-- begin Provided material --

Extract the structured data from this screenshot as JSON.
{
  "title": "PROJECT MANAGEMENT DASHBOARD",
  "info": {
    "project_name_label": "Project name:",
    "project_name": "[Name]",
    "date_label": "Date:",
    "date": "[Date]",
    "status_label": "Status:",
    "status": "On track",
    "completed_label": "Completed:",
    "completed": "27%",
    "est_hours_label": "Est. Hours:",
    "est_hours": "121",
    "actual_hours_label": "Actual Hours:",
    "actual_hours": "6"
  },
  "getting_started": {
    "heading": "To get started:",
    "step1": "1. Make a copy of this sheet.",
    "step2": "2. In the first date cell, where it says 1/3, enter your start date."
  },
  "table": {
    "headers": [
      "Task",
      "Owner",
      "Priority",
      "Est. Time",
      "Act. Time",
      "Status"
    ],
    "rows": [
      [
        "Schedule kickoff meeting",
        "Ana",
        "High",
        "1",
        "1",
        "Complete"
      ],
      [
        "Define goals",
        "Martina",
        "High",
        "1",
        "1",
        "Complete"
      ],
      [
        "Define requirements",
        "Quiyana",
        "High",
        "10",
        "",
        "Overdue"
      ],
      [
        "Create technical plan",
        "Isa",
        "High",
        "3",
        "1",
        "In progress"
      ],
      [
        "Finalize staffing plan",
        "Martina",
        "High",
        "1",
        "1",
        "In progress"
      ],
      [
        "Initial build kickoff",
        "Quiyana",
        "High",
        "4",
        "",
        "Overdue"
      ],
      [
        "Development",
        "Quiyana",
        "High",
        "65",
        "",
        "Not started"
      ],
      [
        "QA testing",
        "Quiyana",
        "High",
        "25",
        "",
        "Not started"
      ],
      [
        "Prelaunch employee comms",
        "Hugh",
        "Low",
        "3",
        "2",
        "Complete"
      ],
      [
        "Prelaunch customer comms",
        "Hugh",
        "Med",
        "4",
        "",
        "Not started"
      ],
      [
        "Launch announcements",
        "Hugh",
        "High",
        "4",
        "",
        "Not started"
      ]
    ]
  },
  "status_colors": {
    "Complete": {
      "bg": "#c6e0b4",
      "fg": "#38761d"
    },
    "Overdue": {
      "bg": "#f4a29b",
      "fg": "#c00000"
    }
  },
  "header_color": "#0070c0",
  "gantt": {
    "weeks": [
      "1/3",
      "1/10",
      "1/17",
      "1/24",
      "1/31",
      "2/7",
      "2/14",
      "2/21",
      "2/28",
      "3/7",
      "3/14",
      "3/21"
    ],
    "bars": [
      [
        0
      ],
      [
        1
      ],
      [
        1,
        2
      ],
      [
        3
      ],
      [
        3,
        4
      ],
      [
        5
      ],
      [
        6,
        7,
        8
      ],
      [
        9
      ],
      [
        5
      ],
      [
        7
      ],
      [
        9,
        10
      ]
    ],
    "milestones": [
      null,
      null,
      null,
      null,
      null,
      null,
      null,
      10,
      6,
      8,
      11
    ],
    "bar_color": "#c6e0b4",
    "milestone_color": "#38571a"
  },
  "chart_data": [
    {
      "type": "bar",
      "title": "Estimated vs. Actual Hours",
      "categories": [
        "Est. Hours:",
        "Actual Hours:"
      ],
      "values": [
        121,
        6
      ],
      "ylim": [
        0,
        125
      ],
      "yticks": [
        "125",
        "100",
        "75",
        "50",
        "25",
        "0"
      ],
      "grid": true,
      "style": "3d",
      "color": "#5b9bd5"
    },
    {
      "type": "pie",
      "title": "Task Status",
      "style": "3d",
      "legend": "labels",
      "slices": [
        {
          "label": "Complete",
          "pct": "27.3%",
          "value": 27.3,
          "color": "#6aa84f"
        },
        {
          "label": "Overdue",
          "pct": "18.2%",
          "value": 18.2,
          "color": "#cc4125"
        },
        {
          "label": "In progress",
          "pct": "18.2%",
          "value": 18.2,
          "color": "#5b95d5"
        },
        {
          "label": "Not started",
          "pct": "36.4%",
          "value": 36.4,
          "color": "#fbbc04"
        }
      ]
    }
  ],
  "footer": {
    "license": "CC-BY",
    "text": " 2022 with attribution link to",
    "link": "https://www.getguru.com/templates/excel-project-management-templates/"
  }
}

-- end Provided material --

● The problem
Copy all the records above exactly, missing none.

● Exercise result
Extract the structured data from this screenshot as JSON.
{
  "title": "PROJECT MANAGEMENT DASHBOARD",
  "info": {
    "project_name_label": "Project name:",
    "project_name": "[Name]",
    "date_label": "Date:",
    "date": "[Date]",
    "status_label": "Status:",
    "status": "On track",
    "completed_label": "Completed:",
    "completed": "27%",
    "est_hours_label": "Est. Hours:",
    "est_hours": "121",
    "actual_hours_label": "Actual Hours:",
    "actual_hours": "6"
  },
  "getting_started": {
    "heading": "To get started:",
    "step1": "1. Make a copy of this sheet.",
    "step2": "2. In the first date cell, where it says 1/3, enter your start date."
  },
  "table": {
    "headers": [
      "Task",
      "Owner",
      "Priority",
      "Est. Time",
      "Act. Time",
      "Status"
    ],
    "rows": [
      [
        "Schedule kickoff meeting",
        "Ana",
        "High",
        "1",
        "1",
        "Complete"
      ],
      [
        "Define goals",
        "Martina",
        "High",
        "1",
        "1",
        "Complete"
      ],
      [
        "Define requirements",
        "Quiyana",
        "High",
        "10",
        "",
        "Overdue"
      ],
      [
        "Create technical plan",
        "Isa",
        "High",
        "3",
        "1",
        "In progress"
      ],
      [
        "Finalize staffing plan",
        "Martina",
        "High",
        "1",
        "1",
        "In progress"
      ],
      [
        "Initial build kickoff",
        "Quiyana",
        "High",
        "4",
        "",
        "Overdue"
      ],
      [
        "Development",
        "Quiyana",
        "High",
        "65",
        "",
        "Not started"
      ],
      [
        "QA testing",
        "Quiyana",
        "High",
        "25",
        "",
        "Not started"
      ],
      [
        "Prelaunch employee comms",
        "Hugh",
        "Low",
        "3",
        "2",
        "Complete"
      ],
      [
        "Prelaunch customer comms",
        "Hugh",
        "Med",
        "4",
        "",
        "Not started"
      ],
      [
        "Launch announcements",
        "Hugh",
        "High",
        "4",
        "",
        "Not started"
      ]
    ]
  },
  "status_colors": {
    "Complete": {
      "bg": "#c6e0b4",
      "fg": "#38761d"
    },
    "Overdue": {
      "bg": "#f4a29b",
      "fg": "#c00000"
    }
  },
  "header_color": "#0070c0",
  "gantt": {
    "weeks": [
      "1/3",
      "1/10",
      "1/17",
      "1/24",
      "1/31",
      "2/7",
      "2/14",
      "2/21",
      "2/28",
      "3/7",
      "3/14",
      "3/21"
    ],
    "bars": [
      [
        0
      ],
      [
        1
      ],
      [
        1,
        2
      ],
      [
        3
      ],
      [
        3,
        4
      ],
      [
        5
      ],
      [
        6,
        7,
        8
      ],
      [
        9
      ],
      [
        5
      ],
      [
        7
      ],
      [
        9,
        10
      ]
    ],
    "milestones": [
      null,
      null,
      null,
      null,
      null,
      null,
      null,
      10,
      6,
      8,
      11
    ],
    "bar_color": "#c6e0b4",
    "milestone_color": "#38571a"
  },
  "chart_data": [
    {
      "type": "bar",
      "title": "Estimated vs. Actual Hours",
      "categories": [
        "Est. Hours:",
        "Actual Hours:"
      ],
      "values": [
        121,
        6
      ],
      "ylim": [
        0,
        125
      ],
      "yticks": [
        "125",
        "100",
        "75",
        "50",
        "25",
        "0"
      ],
      "grid": true,
      "style": "3d",
      "color": "#5b9bd5"
    },
    {
      "type": "pie",
      "title": "Task Status",
      "style": "3d",
      "legend": "labels",
      "slices": [
        {
          "label": "Complete",
          "pct": "27.3%",
          "value": 27.3,
          "color": "#6aa84f"
        },
        {
          "label": "Overdue",
          "pct": "18.2%",
          "value": 18.2,
          "color": "#cc4125"
        },
        {
          "label": "In progress",
          "pct": "18.2%",
          "value": 18.2,
          "color": "#5b95d5"
        },
        {
          "label": "Not started",
          "pct": "36.4%",
          "value": 36.4,
          "color": "#fbbc04"
        }
      ]
    }
  ],
  "footer": {
    "license": "CC-BY",
    "text": " 2022 with attribution link to",
    "link": "https://www.getguru.com/templates/excel-project-management-templates/"
  }
}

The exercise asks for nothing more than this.